REQUIREMENTS. Please give the listing again in its entirety, exactly as written.

--------------------

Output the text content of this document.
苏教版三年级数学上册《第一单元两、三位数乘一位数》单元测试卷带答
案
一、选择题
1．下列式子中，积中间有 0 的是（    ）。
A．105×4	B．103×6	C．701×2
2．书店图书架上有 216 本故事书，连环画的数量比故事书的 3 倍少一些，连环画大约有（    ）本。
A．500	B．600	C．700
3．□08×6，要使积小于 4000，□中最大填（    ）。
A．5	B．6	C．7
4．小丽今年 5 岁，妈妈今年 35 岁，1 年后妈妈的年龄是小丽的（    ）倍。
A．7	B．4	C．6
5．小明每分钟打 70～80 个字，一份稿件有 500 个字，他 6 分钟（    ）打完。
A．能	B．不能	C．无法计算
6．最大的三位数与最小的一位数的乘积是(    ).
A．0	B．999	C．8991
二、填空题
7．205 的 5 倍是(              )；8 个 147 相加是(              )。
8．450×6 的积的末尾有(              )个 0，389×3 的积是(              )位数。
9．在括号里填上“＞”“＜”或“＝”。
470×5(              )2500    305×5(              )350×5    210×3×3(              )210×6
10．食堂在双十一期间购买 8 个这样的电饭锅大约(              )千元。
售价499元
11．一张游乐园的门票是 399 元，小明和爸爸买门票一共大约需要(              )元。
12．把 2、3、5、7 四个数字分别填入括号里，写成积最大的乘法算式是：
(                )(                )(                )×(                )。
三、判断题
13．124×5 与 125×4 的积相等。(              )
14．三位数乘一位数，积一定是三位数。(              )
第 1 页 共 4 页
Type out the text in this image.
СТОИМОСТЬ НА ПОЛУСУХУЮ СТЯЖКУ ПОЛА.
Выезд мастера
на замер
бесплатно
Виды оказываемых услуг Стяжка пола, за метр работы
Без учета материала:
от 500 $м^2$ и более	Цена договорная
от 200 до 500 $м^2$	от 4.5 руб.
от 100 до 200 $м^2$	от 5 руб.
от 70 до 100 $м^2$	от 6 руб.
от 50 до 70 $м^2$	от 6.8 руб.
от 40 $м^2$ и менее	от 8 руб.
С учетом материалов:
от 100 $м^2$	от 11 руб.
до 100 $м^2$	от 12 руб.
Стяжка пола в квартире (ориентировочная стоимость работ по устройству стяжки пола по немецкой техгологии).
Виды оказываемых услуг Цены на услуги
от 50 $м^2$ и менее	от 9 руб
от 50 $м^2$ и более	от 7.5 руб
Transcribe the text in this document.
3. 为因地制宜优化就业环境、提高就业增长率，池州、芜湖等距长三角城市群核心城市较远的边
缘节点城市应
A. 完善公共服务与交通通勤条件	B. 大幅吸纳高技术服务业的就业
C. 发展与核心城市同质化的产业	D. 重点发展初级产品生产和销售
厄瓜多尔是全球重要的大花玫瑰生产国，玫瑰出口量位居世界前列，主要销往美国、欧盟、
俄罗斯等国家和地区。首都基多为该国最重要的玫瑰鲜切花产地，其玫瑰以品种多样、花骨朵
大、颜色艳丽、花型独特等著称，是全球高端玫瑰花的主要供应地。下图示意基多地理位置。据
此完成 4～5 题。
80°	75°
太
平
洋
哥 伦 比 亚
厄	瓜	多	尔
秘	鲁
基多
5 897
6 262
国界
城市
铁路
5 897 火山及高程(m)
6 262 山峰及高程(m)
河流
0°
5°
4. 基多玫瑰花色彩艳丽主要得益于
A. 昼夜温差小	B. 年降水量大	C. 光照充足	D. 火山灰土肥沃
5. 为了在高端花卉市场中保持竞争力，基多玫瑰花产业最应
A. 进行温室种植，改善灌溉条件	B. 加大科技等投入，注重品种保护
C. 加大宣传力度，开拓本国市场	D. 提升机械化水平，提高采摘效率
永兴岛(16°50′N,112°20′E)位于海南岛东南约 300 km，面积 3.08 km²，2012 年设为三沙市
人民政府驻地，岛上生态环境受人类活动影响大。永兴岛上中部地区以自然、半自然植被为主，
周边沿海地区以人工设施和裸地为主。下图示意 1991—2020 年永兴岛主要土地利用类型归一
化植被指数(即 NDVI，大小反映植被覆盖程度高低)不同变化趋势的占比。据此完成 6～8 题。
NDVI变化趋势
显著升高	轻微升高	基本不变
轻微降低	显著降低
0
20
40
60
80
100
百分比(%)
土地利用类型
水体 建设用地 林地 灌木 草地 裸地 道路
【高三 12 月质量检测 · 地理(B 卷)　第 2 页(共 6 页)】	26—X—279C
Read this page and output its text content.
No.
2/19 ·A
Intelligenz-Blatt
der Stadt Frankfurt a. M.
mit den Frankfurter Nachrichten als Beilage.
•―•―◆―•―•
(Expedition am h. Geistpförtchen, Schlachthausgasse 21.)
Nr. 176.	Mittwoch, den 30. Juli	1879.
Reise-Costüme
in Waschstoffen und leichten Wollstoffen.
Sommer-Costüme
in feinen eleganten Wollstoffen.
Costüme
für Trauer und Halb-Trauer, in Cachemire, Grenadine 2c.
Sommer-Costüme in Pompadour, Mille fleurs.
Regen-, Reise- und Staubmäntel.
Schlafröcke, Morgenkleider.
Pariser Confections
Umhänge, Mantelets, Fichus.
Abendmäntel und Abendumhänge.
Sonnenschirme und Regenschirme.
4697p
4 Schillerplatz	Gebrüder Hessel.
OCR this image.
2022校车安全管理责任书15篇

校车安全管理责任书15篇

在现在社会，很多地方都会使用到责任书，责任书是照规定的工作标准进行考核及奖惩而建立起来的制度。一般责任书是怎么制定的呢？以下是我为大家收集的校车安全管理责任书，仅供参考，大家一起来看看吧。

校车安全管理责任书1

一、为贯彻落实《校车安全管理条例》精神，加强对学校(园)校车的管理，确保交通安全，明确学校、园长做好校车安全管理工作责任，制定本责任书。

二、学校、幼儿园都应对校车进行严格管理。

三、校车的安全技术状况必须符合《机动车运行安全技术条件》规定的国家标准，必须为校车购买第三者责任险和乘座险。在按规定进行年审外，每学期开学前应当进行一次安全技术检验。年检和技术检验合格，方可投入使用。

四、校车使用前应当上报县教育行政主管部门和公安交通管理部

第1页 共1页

--------------------

OUTPUT BELOW.
Output the text content of this document.
苏教版三年级数学上册《第一单元两、三位数乘一位数》单元测试卷带答
案
一、选择题
1．下列式子中，积中间有 0 的是（    ）。
A．105×4	B．103×6	C．701×2
2．书店图书架上有 216 本故事书，连环画的数量比故事书的 3 倍少一些，连环画大约有（    ）本。
A．500	B．600	C．700
3．□08×6，要使积小于 4000，□中最大填（    ）。
A．5	B．6	C．7
4．小丽今年 5 岁，妈妈今年 35 岁，1 年后妈妈的年龄是小丽的（    ）倍。
A．7	B．4	C．6
5．小明每分钟打 70～80 个字，一份稿件有 500 个字，他 6 分钟（    ）打完。
A．能	B．不能	C．无法计算
6．最大的三位数与最小的一位数的乘积是(    ).
A．0	B．999	C．8991
二、填空题
7．205 的 5 倍是(              )；8 个 147 相加是(              )。
8．450×6 的积的末尾有(              )个 0，389×3 的积是(              )位数。
9．在括号里填上“＞”“＜”或“＝”。
470×5(              )2500    305×5(              )350×5    210×3×3(              )210×6
10．食堂在双十一期间购买 8 个这样的电饭锅大约(              )千元。
售价499元
11．一张游乐园的门票是 399 元，小明和爸爸买门票一共大约需要(              )元。
12．把 2、3、5、7 四个数字分别填入括号里，写成积最大的乘法算式是：
(                )(                )(                )×(                )。
三、判断题
13．124×5 与 125×4 的积相等。(              )
14．三位数乘一位数，积一定是三位数。(              )
第 1 页 共 4 页
Type out the text in this image.
СТОИМОСТЬ НА ПОЛУСУХУЮ СТЯЖКУ ПОЛА.
Выезд мастера
на замер
бесплатно
Виды оказываемых услуг Стяжка пола, за метр работы
Без учета материала:
от 500 $м^2$ и более	Цена договорная
от 200 до 500 $м^2$	от 4.5 руб.
от 100 до 200 $м^2$	от 5 руб.
от 70 до 100 $м^2$	от 6 руб.
от 50 до 70 $м^2$	от 6.8 руб.
от 40 $м^2$ и менее	от 8 руб.
С учетом материалов:
от 100 $м^2$	от 11 руб.
до 100 $м^2$	от 12 руб.
Стяжка пола в квартире (ориентировочная стоимость работ по устройству стяжки пола по немецкой техгологии).
Виды оказываемых услуг Цены на услуги
от 50 $м^2$ и менее	от 9 руб
от 50 $м^2$ и более	от 7.5 руб
Transcribe the text in this document.
3. 为因地制宜优化就业环境、提高就业增长率，池州、芜湖等距长三角城市群核心城市较远的边
缘节点城市应
A. 完善公共服务与交通通勤条件	B. 大幅吸纳高技术服务业的就业
C. 发展与核心城市同质化的产业	D. 重点发展初级产品生产和销售
厄瓜多尔是全球重要的大花玫瑰生产国，玫瑰出口量位居世界前列，主要销往美国、欧盟、
俄罗斯等国家和地区。首都基多为该国最重要的玫瑰鲜切花产地，其玫瑰以品种多样、花骨朵
大、颜色艳丽、花型独特等著称，是全球高端玫瑰花的主要供应地。下图示意基多地理位置。据
此完成 4～5 题。
80°	75°
太
平
洋
哥 伦 比 亚
厄	瓜	多	尔
秘	鲁
基多
5 897
6 262
国界
城市
铁路
5 897 火山及高程(m)
6 262 山峰及高程(m)
河流
0°
5°
4. 基多玫瑰花色彩艳丽主要得益于
A. 昼夜温差小	B. 年降水量大	C. 光照充足	D. 火山灰土肥沃
5. 为了在高端花卉市场中保持竞争力，基多玫瑰花产业最应
A. 进行温室种植，改善灌溉条件	B. 加大科技等投入，注重品种保护
C. 加大宣传力度，开拓本国市场	D. 提升机械化水平，提高采摘效率
永兴岛(16°50′N,112°20′E)位于海南岛东南约 300 km，面积 3.08 km²，2012 年设为三沙市
人民政府驻地，岛上生态环境受人类活动影响大。永兴岛上中部地区以自然、半自然植被为主，
周边沿海地区以人工设施和裸地为主。下图示意 1991—2020 年永兴岛主要土地利用类型归一
化植被指数(即 NDVI，大小反映植被覆盖程度高低)不同变化趋势的占比。据此完成 6～8 题。
NDVI变化趋势
显著升高	轻微升高	基本不变
轻微降低	显著降低
0
20
40
60
80
100
百分比(%)
土地利用类型
水体 建设用地 林地 灌木 草地 裸地 道路
【高三 12 月质量检测 · 地理(B 卷)　第 2 页(共 6 页)】	26—X—279C
Read this page and output its text content.
No.
2/19 ·A
Intelligenz-Blatt
der Stadt Frankfurt a. M.
mit den Frankfurter Nachrichten als Beilage.
•―•―◆―•―•
(Expedition am h. Geistpförtchen, Schlachthausgasse 21.)
Nr. 176.	Mittwoch, den 30. Juli	1879.
Reise-Costüme
in Waschstoffen und leichten Wollstoffen.
Sommer-Costüme
in feinen eleganten Wollstoffen.
Costüme
für Trauer und Halb-Trauer, in Cachemire, Grenadine 2c.
Sommer-Costüme in Pompadour, Mille fleurs.
Regen-, Reise- und Staubmäntel.
Schlafröcke, Morgenkleider.
Pariser Confections
Umhänge, Mantelets, Fichus.
Abendmäntel und Abendumhänge.
Sonnenschirme und Regenschirme.
4697p
4 Schillerplatz	Gebrüder Hessel.
OCR this image.
2022校车安全管理责任书15篇

校车安全管理责任书15篇

在现在社会，很多地方都会使用到责任书，责任书是照规定的工作标准进行考核及奖惩而建立起来的制度。一般责任书是怎么制定的呢？以下是我为大家收集的校车安全管理责任书，仅供参考，大家一起来看看吧。

校车安全管理责任书1

一、为贯彻落实《校车安全管理条例》精神，加强对学校(园)校车的管理，确保交通安全，明确学校、园长做好校车安全管理工作责任，制定本责任书。

二、学校、幼儿园都应对校车进行严格管理。

三、校车的安全技术状况必须符合《机动车运行安全技术条件》规定的国家标准，必须为校车购买第三者责任险和乘座险。在按规定进行年审外，每学期开学前应当进行一次安全技术检验。年检和技术检验合格，方可投入使用。

四、校车使用前应当上报县教育行政主管部门和公安交通管理部

第1页 共1页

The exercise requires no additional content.